* BEGIN Dataset rows *

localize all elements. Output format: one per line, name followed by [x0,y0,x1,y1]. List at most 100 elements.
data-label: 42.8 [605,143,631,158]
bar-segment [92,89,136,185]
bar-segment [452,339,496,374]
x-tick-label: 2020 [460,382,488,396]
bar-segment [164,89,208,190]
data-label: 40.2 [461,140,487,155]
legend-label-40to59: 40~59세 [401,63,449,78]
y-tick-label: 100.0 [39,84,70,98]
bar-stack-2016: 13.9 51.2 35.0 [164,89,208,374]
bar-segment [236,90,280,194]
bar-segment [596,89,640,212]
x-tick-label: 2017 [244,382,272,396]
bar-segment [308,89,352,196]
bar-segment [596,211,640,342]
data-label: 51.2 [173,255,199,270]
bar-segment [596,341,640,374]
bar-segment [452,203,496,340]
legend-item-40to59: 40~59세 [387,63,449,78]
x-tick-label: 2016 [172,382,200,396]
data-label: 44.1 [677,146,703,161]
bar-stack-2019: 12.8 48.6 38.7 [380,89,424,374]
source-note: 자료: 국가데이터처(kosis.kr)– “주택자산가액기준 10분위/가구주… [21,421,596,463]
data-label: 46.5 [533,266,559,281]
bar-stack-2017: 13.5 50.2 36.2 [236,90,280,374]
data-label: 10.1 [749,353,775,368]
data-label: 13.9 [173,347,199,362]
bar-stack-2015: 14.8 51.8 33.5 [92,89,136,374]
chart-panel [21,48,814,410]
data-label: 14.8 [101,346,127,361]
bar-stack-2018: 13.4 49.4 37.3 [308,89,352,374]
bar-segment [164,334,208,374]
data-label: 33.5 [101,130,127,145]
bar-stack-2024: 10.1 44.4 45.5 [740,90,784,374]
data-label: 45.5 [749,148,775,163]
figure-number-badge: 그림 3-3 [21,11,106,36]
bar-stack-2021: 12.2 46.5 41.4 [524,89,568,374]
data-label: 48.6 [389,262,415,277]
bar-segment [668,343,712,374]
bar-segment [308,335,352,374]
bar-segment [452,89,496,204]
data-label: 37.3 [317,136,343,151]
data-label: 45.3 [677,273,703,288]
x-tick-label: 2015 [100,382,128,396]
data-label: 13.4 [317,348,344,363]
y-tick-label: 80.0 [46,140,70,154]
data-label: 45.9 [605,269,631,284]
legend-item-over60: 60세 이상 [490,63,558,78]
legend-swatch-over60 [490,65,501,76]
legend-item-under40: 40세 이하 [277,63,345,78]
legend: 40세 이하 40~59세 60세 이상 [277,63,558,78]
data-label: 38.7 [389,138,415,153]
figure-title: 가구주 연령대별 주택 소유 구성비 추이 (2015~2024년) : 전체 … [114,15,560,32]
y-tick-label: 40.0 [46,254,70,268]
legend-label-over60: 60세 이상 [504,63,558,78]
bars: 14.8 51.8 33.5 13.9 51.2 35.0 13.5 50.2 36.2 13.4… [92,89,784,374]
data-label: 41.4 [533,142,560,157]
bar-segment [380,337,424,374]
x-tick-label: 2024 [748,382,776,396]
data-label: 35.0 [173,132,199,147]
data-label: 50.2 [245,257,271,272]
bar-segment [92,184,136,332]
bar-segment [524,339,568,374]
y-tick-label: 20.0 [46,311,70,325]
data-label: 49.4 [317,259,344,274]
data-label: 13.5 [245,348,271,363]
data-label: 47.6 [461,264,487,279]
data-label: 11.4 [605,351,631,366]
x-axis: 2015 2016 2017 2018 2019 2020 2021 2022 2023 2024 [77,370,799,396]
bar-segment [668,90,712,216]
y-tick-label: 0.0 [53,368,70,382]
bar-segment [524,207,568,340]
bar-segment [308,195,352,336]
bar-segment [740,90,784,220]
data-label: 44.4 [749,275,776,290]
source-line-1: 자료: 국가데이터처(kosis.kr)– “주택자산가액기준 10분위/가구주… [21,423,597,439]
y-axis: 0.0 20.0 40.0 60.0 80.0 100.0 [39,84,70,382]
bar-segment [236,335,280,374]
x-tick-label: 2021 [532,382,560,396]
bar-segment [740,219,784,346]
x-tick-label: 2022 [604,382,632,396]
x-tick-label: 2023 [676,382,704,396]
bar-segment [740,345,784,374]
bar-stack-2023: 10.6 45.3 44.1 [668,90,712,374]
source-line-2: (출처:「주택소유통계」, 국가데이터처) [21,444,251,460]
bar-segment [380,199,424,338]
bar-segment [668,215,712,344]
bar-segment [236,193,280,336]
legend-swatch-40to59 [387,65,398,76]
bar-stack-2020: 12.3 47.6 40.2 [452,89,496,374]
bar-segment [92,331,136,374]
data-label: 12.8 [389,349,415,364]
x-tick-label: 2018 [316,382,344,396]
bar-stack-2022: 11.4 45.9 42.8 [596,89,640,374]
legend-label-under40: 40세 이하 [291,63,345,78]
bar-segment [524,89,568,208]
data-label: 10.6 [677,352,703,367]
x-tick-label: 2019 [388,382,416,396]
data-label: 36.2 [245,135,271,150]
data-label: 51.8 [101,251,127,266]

* END Dataset rows *

**Work to complete**
Can you duplicate every line of the listing, from its very first line down to the line containing "bar-segment [164,89,208,190]", with both of those lines included?

**Exercise response**
localize all elements. Output format: one per line, name followed by [x0,y0,x1,y1]. List at most 100 elements.
data-label: 42.8 [605,143,631,158]
bar-segment [92,89,136,185]
bar-segment [452,339,496,374]
x-tick-label: 2020 [460,382,488,396]
bar-segment [164,89,208,190]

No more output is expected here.